-- begin Given data --
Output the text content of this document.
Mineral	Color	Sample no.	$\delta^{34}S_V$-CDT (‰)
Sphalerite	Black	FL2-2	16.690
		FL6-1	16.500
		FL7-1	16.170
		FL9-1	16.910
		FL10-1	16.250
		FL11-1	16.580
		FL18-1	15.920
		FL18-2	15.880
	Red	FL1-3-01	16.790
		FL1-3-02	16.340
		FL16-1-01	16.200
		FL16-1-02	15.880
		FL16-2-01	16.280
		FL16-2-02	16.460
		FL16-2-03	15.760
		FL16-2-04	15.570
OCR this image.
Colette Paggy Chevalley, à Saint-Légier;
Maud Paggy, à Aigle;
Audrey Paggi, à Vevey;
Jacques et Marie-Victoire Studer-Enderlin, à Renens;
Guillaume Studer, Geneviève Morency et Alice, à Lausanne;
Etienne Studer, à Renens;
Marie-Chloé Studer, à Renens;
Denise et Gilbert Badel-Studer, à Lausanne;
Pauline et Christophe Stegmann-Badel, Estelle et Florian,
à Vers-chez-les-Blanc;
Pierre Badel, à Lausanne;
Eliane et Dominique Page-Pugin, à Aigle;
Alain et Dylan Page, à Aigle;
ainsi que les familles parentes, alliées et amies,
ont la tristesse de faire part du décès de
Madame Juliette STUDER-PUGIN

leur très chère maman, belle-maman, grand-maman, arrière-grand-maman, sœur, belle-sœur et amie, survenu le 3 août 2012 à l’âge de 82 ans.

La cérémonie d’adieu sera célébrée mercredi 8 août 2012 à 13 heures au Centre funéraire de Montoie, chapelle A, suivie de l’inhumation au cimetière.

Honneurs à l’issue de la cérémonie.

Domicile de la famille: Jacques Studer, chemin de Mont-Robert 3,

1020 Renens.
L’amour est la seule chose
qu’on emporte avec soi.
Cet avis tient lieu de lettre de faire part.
-- end Given data --
Directions. Write down the full listing again, exactly.

Expected answer.
Output the text content of this document.
Mineral	Color	Sample no.	$\delta^{34}S_V$-CDT (‰)
Sphalerite	Black	FL2-2	16.690
		FL6-1	16.500
		FL7-1	16.170
		FL9-1	16.910
		FL10-1	16.250
		FL11-1	16.580
		FL18-1	15.920
		FL18-2	15.880
	Red	FL1-3-01	16.790
		FL1-3-02	16.340
		FL16-1-01	16.200
		FL16-1-02	15.880
		FL16-2-01	16.280
		FL16-2-02	16.460
		FL16-2-03	15.760
		FL16-2-04	15.570
OCR this image.
Colette Paggy Chevalley, à Saint-Légier;
Maud Paggy, à Aigle;
Audrey Paggi, à Vevey;
Jacques et Marie-Victoire Studer-Enderlin, à Renens;
Guillaume Studer, Geneviève Morency et Alice, à Lausanne;
Etienne Studer, à Renens;
Marie-Chloé Studer, à Renens;
Denise et Gilbert Badel-Studer, à Lausanne;
Pauline et Christophe Stegmann-Badel, Estelle et Florian,
à Vers-chez-les-Blanc;
Pierre Badel, à Lausanne;
Eliane et Dominique Page-Pugin, à Aigle;
Alain et Dylan Page, à Aigle;
ainsi que les familles parentes, alliées et amies,
ont la tristesse de faire part du décès de
Madame Juliette STUDER-PUGIN

leur très chère maman, belle-maman, grand-maman, arrière-grand-maman, sœur, belle-sœur et amie, survenu le 3 août 2012 à l’âge de 82 ans.

La cérémonie d’adieu sera célébrée mercredi 8 août 2012 à 13 heures au Centre funéraire de Montoie, chapelle A, suivie de l’inhumation au cimetière.

Honneurs à l’issue de la cérémonie.

Domicile de la famille: Jacques Studer, chemin de Mont-Robert 3,

1020 Renens.
L’amour est la seule chose
qu’on emporte avec soi.
Cet avis tient lieu de lettre de faire part.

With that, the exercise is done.